- Directions -
Every entry that follows needs to be repeated exactly.

★ ★ ★ ★ ★ ★ ★

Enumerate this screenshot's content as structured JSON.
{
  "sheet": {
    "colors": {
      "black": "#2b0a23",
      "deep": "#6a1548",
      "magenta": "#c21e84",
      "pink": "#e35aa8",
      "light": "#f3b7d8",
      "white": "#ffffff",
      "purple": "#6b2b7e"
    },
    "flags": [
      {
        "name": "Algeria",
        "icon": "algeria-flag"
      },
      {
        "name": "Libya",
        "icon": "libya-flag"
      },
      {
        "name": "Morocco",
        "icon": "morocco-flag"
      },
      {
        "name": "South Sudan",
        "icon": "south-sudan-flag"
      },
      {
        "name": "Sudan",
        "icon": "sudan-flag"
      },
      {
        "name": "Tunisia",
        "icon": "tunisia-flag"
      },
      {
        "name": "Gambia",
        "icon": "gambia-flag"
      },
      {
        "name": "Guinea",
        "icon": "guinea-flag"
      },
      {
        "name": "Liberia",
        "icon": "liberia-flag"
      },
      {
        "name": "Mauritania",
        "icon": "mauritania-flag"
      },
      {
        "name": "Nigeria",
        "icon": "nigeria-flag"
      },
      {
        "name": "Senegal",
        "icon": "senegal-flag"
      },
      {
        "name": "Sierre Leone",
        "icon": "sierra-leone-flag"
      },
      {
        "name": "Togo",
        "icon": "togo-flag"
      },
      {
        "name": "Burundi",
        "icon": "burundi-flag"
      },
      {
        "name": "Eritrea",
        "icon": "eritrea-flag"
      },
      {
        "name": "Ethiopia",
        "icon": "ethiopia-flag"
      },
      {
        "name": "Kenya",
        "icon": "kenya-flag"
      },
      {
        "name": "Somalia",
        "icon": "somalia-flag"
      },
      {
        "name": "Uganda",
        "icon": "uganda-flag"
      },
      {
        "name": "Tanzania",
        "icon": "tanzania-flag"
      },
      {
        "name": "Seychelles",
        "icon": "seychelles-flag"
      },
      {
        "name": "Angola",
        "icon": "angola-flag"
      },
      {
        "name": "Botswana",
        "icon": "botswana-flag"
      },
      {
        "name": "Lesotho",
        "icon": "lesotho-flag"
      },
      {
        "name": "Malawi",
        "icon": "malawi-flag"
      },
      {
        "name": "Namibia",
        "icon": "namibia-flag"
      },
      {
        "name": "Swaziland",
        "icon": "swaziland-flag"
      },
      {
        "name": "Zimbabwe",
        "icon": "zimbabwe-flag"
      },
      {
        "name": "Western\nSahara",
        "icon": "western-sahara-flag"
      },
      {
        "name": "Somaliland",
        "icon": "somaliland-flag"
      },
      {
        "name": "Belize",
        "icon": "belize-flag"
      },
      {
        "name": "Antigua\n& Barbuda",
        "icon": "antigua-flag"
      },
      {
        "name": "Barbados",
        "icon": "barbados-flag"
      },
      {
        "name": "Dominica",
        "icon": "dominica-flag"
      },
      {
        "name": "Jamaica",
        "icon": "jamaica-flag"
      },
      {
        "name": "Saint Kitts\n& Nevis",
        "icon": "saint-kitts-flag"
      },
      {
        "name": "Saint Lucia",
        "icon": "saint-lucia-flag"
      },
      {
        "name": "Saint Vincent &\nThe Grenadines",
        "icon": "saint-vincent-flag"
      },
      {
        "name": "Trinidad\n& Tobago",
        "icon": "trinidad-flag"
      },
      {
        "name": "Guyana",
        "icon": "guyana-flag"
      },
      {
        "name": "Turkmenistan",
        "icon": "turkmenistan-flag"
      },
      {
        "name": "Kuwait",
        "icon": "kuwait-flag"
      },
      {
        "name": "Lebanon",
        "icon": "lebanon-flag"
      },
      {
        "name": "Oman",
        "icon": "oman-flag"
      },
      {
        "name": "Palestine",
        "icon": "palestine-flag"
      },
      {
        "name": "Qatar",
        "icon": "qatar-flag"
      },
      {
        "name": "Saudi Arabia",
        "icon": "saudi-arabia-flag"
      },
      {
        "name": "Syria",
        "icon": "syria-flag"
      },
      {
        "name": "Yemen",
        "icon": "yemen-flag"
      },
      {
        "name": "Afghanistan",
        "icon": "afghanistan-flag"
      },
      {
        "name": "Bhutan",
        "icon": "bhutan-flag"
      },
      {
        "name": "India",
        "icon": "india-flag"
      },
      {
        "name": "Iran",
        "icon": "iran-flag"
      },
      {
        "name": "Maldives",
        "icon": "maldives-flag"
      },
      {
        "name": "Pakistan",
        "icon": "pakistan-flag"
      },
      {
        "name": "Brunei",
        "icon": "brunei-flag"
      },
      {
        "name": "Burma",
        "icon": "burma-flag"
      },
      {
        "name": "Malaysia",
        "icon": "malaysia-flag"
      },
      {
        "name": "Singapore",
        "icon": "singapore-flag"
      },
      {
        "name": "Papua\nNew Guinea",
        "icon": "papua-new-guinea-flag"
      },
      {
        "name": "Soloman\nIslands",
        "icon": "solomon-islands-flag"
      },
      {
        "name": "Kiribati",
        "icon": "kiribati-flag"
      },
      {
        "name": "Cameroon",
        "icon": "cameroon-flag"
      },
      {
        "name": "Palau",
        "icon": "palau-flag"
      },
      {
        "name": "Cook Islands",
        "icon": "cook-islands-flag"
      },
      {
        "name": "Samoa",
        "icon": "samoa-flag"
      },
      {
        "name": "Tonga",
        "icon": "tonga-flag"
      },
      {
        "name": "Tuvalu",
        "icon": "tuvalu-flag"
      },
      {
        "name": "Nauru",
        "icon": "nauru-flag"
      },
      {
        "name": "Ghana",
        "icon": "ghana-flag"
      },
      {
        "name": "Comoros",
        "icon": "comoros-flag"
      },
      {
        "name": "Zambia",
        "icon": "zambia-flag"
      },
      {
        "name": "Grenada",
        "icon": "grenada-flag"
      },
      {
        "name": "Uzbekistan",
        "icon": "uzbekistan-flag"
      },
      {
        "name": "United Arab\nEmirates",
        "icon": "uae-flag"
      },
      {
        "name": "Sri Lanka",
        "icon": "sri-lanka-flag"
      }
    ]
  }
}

★ ★ ★ ★ ★ ★ ★

- Exercise solution -
Enumerate this screenshot's content as structured JSON.
{
  "sheet": {
    "colors": {
      "black": "#2b0a23",
      "deep": "#6a1548",
      "magenta": "#c21e84",
      "pink": "#e35aa8",
      "light": "#f3b7d8",
      "white": "#ffffff",
      "purple": "#6b2b7e"
    },
    "flags": [
      {
        "name": "Algeria",
        "icon": "algeria-flag"
      },
      {
        "name": "Libya",
        "icon": "libya-flag"
      },
      {
        "name": "Morocco",
        "icon": "morocco-flag"
      },
      {
        "name": "South Sudan",
        "icon": "south-sudan-flag"
      },
      {
        "name": "Sudan",
        "icon": "sudan-flag"
      },
      {
        "name": "Tunisia",
        "icon": "tunisia-flag"
      },
      {
        "name": "Gambia",
        "icon": "gambia-flag"
      },
      {
        "name": "Guinea",
        "icon": "guinea-flag"
      },
      {
        "name": "Liberia",
        "icon": "liberia-flag"
      },
      {
        "name": "Mauritania",
        "icon": "mauritania-flag"
      },
      {
        "name": "Nigeria",
        "icon": "nigeria-flag"
      },
      {
        "name": "Senegal",
        "icon": "senegal-flag"
      },
      {
        "name": "Sierre Leone",
        "icon": "sierra-leone-flag"
      },
      {
        "name": "Togo",
        "icon": "togo-flag"
      },
      {
        "name": "Burundi",
        "icon": "burundi-flag"
      },
      {
        "name": "Eritrea",
        "icon": "eritrea-flag"
      },
      {
        "name": "Ethiopia",
        "icon": "ethiopia-flag"
      },
      {
        "name": "Kenya",
        "icon": "kenya-flag"
      },
      {
        "name": "Somalia",
        "icon": "somalia-flag"
      },
      {
        "name": "Uganda",
        "icon": "uganda-flag"
      },
      {
        "name": "Tanzania",
        "icon": "tanzania-flag"
      },
      {
        "name": "Seychelles",
        "icon": "seychelles-flag"
      },
      {
        "name": "Angola",
        "icon": "angola-flag"
      },
      {
        "name": "Botswana",
        "icon": "botswana-flag"
      },
      {
        "name": "Lesotho",
        "icon": "lesotho-flag"
      },
      {
        "name": "Malawi",
        "icon": "malawi-flag"
      },
      {
        "name": "Namibia",
        "icon": "namibia-flag"
      },
      {
        "name": "Swaziland",
        "icon": "swaziland-flag"
      },
      {
        "name": "Zimbabwe",
        "icon": "zimbabwe-flag"
      },
      {
        "name": "Western\nSahara",
        "icon": "western-sahara-flag"
      },
      {
        "name": "Somaliland",
        "icon": "somaliland-flag"
      },
      {
        "name": "Belize",
        "icon": "belize-flag"
      },
      {
        "name": "Antigua\n& Barbuda",
        "icon": "antigua-flag"
      },
      {
        "name": "Barbados",
        "icon": "barbados-flag"
      },
      {
        "name": "Dominica",
        "icon": "dominica-flag"
      },
      {
        "name": "Jamaica",
        "icon": "jamaica-flag"
      },
      {
        "name": "Saint Kitts\n& Nevis",
        "icon": "saint-kitts-flag"
      },
      {
        "name": "Saint Lucia",
        "icon": "saint-lucia-flag"
      },
      {
        "name": "Saint Vincent &\nThe Grenadines",
        "icon": "saint-vincent-flag"
      },
      {
        "name": "Trinidad\n& Tobago",
        "icon": "trinidad-flag"
      },
      {
        "name": "Guyana",
        "icon": "guyana-flag"
      },
      {
        "name": "Turkmenistan",
        "icon": "turkmenistan-flag"
      },
      {
        "name": "Kuwait",
        "icon": "kuwait-flag"
      },
      {
        "name": "Lebanon",
        "icon": "lebanon-flag"
      },
      {
        "name": "Oman",
        "icon": "oman-flag"
      },
      {
        "name": "Palestine",
        "icon": "palestine-flag"
      },
      {
        "name": "Qatar",
        "icon": "qatar-flag"
      },
      {
        "name": "Saudi Arabia",
        "icon": "saudi-arabia-flag"
      },
      {
        "name": "Syria",
        "icon": "syria-flag"
      },
      {
        "name": "Yemen",
        "icon": "yemen-flag"
      },
      {
        "name": "Afghanistan",
        "icon": "afghanistan-flag"
      },
      {
        "name": "Bhutan",
        "icon": "bhutan-flag"
      },
      {
        "name": "India",
        "icon": "india-flag"
      },
      {
        "name": "Iran",
        "icon": "iran-flag"
      },
      {
        "name": "Maldives",
        "icon": "maldives-flag"
      },
      {
        "name": "Pakistan",
        "icon": "pakistan-flag"
      },
      {
        "name": "Brunei",
        "icon": "brunei-flag"
      },
      {
        "name": "Burma",
        "icon": "burma-flag"
      },
      {
        "name": "Malaysia",
        "icon": "malaysia-flag"
      },
      {
        "name": "Singapore",
        "icon": "singapore-flag"
      },
      {
        "name": "Papua\nNew Guinea",
        "icon": "papua-new-guinea-flag"
      },
      {
        "name": "Soloman\nIslands",
        "icon": "solomon-islands-flag"
      },
      {
        "name": "Kiribati",
        "icon": "kiribati-flag"
      },
      {
        "name": "Cameroon",
        "icon": "cameroon-flag"
      },
      {
        "name": "Palau",
        "icon": "palau-flag"
      },
      {
        "name": "Cook Islands",
        "icon": "cook-islands-flag"
      },
      {
        "name": "Samoa",
        "icon": "samoa-flag"
      },
      {
        "name": "Tonga",
        "icon": "tonga-flag"
      },
      {
        "name": "Tuvalu",
        "icon": "tuvalu-flag"
      },
      {
        "name": "Nauru",
        "icon": "nauru-flag"
      },
      {
        "name": "Ghana",
        "icon": "ghana-flag"
      },
      {
        "name": "Comoros",
        "icon": "comoros-flag"
      },
      {
        "name": "Zambia",
        "icon": "zambia-flag"
      },
      {
        "name": "Grenada",
        "icon": "grenada-flag"
      },
      {
        "name": "Uzbekistan",
        "icon": "uzbekistan-flag"
      },
      {
        "name": "United Arab\nEmirates",
        "icon": "uae-flag"
      },
      {
        "name": "Sri Lanka",
        "icon": "sri-lanka-flag"
      }
    ]
  }
}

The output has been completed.